** Begin MATERIAL **

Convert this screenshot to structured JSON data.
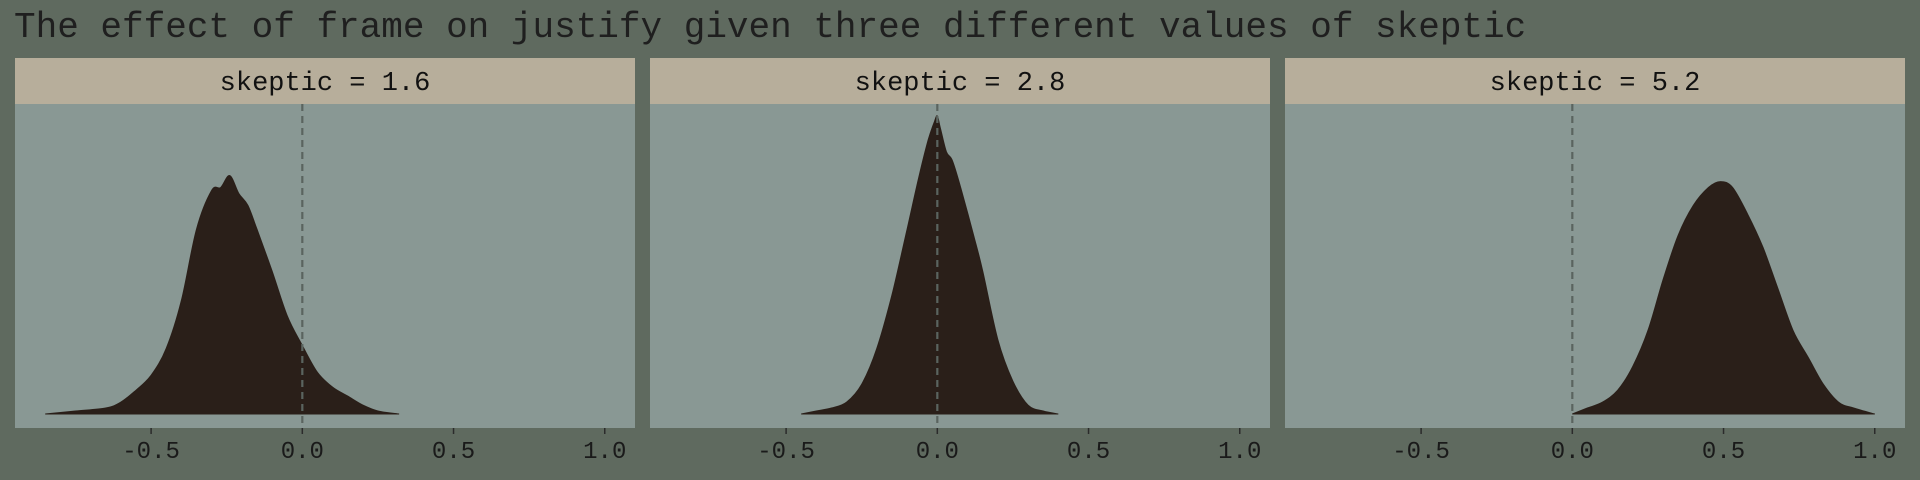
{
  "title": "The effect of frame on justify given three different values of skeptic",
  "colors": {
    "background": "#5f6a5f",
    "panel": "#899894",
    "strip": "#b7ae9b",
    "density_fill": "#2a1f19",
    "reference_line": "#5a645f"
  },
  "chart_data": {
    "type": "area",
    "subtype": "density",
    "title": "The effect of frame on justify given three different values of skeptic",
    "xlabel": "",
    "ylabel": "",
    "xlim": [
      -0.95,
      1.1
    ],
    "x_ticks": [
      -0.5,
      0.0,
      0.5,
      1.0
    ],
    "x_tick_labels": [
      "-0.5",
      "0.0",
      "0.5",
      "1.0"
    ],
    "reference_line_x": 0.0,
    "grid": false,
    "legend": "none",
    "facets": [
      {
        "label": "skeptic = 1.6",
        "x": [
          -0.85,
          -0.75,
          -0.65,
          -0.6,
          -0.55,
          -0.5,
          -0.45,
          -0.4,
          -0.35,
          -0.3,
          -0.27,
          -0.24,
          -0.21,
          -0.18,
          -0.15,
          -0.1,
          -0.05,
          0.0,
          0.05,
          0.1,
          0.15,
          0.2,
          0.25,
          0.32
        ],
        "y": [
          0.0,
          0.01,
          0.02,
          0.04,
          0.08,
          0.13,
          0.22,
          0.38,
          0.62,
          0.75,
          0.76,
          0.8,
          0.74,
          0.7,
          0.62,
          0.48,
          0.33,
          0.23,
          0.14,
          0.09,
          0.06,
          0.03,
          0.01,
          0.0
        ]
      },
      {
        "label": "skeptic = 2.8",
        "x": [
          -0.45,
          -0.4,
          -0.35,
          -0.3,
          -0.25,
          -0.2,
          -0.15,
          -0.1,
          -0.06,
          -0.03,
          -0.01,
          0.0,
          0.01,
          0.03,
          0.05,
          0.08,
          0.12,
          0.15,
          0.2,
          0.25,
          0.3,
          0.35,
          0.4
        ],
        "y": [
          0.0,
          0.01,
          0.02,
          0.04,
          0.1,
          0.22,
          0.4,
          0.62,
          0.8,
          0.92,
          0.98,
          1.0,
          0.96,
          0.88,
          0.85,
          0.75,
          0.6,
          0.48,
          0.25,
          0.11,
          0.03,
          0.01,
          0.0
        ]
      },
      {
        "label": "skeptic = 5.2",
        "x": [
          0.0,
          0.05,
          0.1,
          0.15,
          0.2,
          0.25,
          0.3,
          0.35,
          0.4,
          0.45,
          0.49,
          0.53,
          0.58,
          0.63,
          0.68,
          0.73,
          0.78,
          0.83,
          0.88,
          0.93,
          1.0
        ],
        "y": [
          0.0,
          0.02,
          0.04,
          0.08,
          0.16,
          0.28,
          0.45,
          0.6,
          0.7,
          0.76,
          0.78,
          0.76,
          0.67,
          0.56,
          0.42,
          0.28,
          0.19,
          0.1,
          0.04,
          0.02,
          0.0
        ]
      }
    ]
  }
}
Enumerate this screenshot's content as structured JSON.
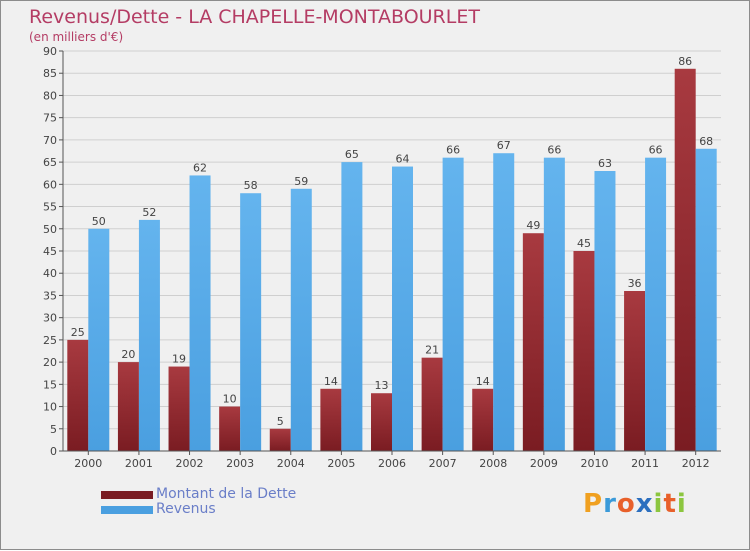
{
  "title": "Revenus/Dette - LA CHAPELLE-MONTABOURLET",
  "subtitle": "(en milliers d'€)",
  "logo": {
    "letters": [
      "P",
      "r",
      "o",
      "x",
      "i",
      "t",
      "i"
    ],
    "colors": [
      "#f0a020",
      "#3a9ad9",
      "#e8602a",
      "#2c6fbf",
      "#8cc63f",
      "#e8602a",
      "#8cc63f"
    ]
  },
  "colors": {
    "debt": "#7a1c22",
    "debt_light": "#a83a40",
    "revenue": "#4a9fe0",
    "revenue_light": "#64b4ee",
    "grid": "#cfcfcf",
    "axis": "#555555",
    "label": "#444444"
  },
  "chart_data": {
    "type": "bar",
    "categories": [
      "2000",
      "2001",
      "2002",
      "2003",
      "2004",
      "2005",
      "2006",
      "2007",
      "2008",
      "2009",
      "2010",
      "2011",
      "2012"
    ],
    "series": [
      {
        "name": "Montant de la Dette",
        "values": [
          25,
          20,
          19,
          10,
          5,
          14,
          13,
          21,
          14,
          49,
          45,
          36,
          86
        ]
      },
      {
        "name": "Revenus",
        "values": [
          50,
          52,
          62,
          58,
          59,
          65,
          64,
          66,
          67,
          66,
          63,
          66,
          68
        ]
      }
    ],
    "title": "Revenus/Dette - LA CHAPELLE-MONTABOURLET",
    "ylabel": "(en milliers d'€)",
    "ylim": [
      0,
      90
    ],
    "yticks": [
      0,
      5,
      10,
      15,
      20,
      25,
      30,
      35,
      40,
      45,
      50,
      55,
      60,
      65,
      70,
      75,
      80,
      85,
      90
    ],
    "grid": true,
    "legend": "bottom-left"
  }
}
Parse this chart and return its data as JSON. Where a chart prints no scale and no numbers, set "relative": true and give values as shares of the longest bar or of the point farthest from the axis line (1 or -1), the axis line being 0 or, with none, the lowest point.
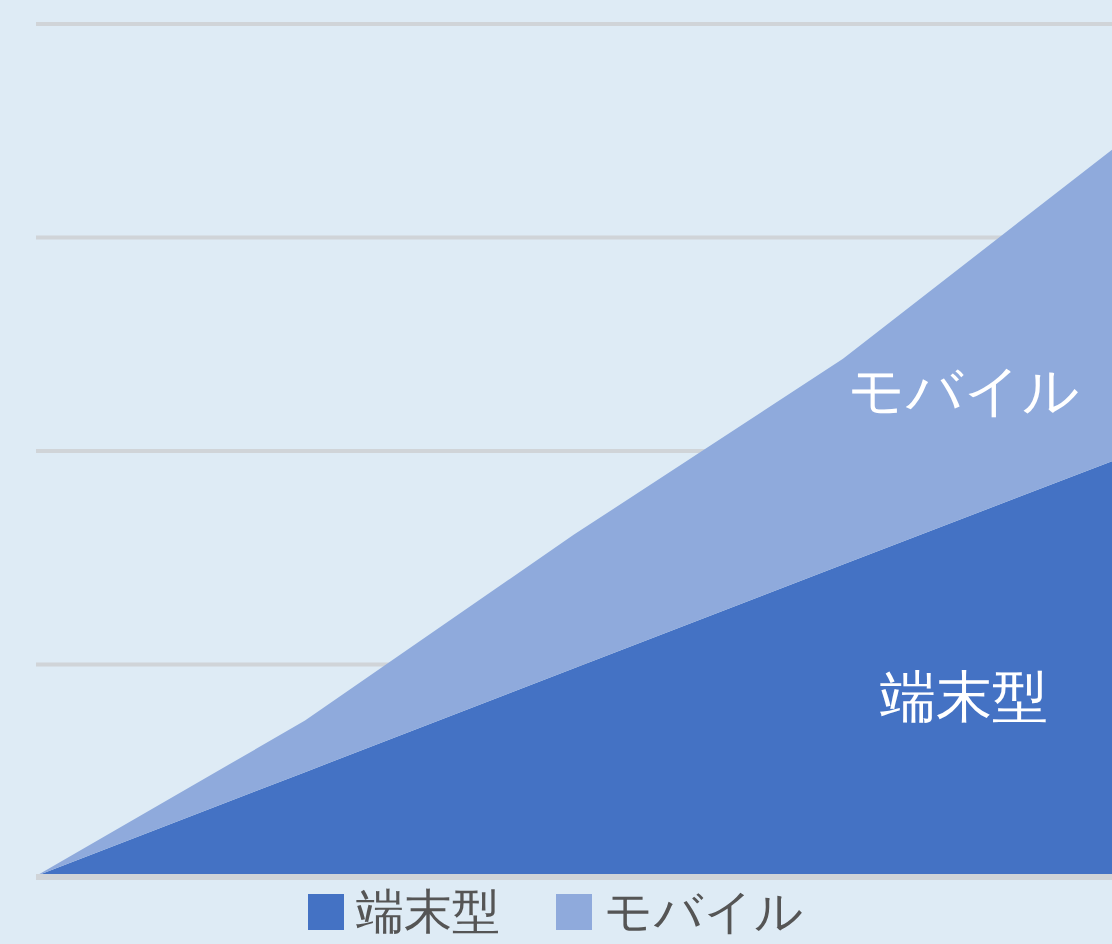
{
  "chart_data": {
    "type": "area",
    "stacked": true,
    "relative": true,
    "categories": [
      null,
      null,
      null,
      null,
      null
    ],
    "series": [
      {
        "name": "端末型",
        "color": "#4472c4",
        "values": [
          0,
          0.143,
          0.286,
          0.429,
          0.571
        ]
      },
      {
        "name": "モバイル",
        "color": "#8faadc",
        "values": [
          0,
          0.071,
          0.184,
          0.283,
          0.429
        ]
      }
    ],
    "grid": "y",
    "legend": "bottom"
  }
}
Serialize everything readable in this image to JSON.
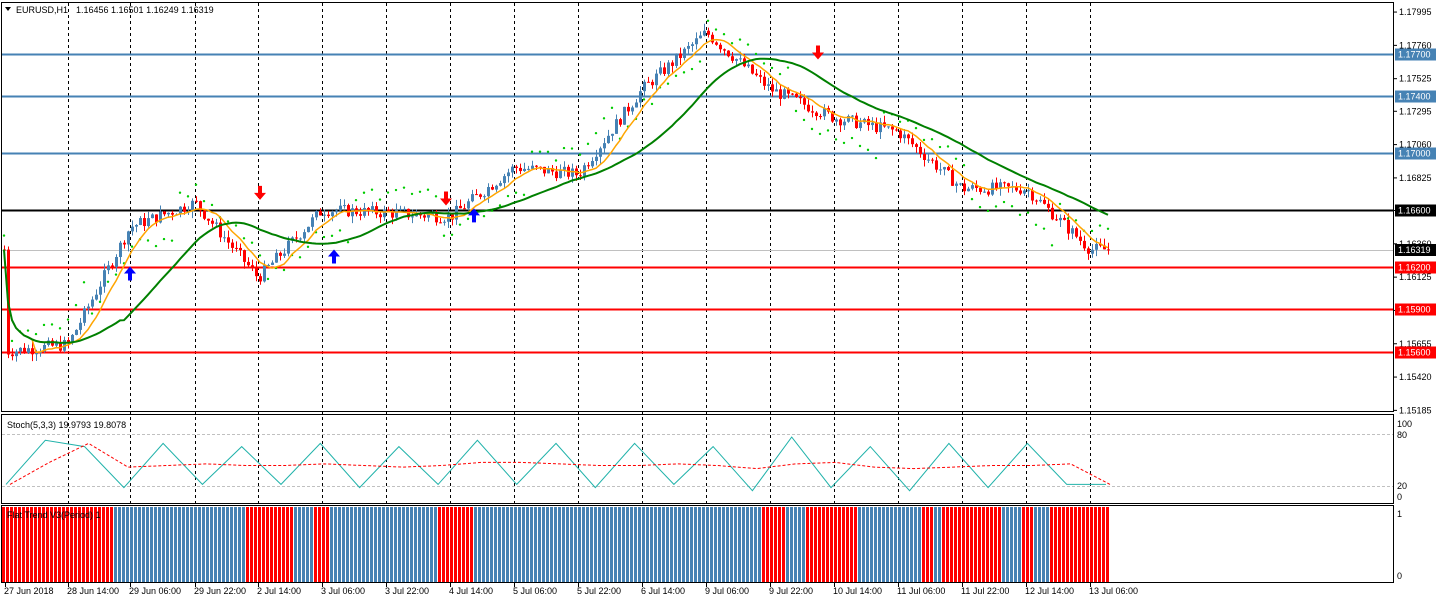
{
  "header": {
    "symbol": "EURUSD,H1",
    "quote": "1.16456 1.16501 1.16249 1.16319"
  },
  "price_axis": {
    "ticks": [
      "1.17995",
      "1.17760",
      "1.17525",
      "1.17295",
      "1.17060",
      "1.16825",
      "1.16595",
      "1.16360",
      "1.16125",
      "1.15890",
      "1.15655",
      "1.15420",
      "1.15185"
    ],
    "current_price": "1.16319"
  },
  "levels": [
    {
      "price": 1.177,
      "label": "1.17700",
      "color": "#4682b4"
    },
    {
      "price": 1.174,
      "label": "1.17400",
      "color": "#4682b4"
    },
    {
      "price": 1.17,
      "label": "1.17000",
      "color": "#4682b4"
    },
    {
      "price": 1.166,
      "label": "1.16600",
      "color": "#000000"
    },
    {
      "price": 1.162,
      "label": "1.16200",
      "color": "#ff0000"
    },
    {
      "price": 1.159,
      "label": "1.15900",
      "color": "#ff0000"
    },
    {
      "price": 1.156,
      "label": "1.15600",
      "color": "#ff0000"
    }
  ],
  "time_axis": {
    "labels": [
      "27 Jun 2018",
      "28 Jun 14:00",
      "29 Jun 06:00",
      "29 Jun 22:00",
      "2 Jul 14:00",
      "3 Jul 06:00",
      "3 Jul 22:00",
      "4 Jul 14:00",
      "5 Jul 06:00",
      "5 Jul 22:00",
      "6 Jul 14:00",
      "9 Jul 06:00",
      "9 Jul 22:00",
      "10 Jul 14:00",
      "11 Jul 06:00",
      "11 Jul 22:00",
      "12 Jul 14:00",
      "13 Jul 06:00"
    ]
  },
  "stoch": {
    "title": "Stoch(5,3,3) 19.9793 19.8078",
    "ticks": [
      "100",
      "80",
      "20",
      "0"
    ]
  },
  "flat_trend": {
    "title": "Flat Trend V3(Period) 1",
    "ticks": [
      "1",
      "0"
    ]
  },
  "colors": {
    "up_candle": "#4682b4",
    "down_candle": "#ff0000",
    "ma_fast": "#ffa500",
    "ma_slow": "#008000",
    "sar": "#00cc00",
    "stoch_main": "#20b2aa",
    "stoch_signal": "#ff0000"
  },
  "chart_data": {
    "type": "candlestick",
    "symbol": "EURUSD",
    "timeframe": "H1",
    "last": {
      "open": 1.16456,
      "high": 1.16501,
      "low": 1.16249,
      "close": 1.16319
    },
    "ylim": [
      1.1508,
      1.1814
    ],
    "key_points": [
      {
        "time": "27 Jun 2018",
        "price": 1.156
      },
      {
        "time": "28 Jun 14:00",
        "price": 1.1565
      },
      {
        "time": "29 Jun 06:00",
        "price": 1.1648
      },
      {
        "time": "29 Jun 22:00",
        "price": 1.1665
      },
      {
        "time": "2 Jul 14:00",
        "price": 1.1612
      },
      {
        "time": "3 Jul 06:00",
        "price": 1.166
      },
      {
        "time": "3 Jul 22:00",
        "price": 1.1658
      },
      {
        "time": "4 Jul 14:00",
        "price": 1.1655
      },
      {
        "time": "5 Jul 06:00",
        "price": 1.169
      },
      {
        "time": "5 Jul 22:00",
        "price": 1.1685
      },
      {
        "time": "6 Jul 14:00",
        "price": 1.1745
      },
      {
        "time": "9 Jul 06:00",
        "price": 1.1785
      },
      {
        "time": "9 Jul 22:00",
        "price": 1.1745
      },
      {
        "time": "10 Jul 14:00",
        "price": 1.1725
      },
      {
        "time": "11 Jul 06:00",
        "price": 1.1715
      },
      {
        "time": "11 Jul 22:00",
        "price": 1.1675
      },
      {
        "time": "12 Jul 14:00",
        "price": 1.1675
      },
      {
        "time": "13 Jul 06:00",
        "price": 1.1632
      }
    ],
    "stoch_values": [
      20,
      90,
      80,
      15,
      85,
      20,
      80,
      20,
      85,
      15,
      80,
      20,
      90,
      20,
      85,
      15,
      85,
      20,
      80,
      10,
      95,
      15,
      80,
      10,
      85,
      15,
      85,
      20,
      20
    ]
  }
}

** End MATERIAL **

**WORK INSTRUCTIONS:** All lines holding the word "skeptic" should be picked out and copied.

**PROBLEM SOLUTION:**
  "title": "The effect of frame on justify given three different values of skeptic",
    "title": "The effect of frame on justify given three different values of skeptic",
        "label": "skeptic = 1.6",
        "label": "skeptic = 2.8",
        "label": "skeptic = 5.2",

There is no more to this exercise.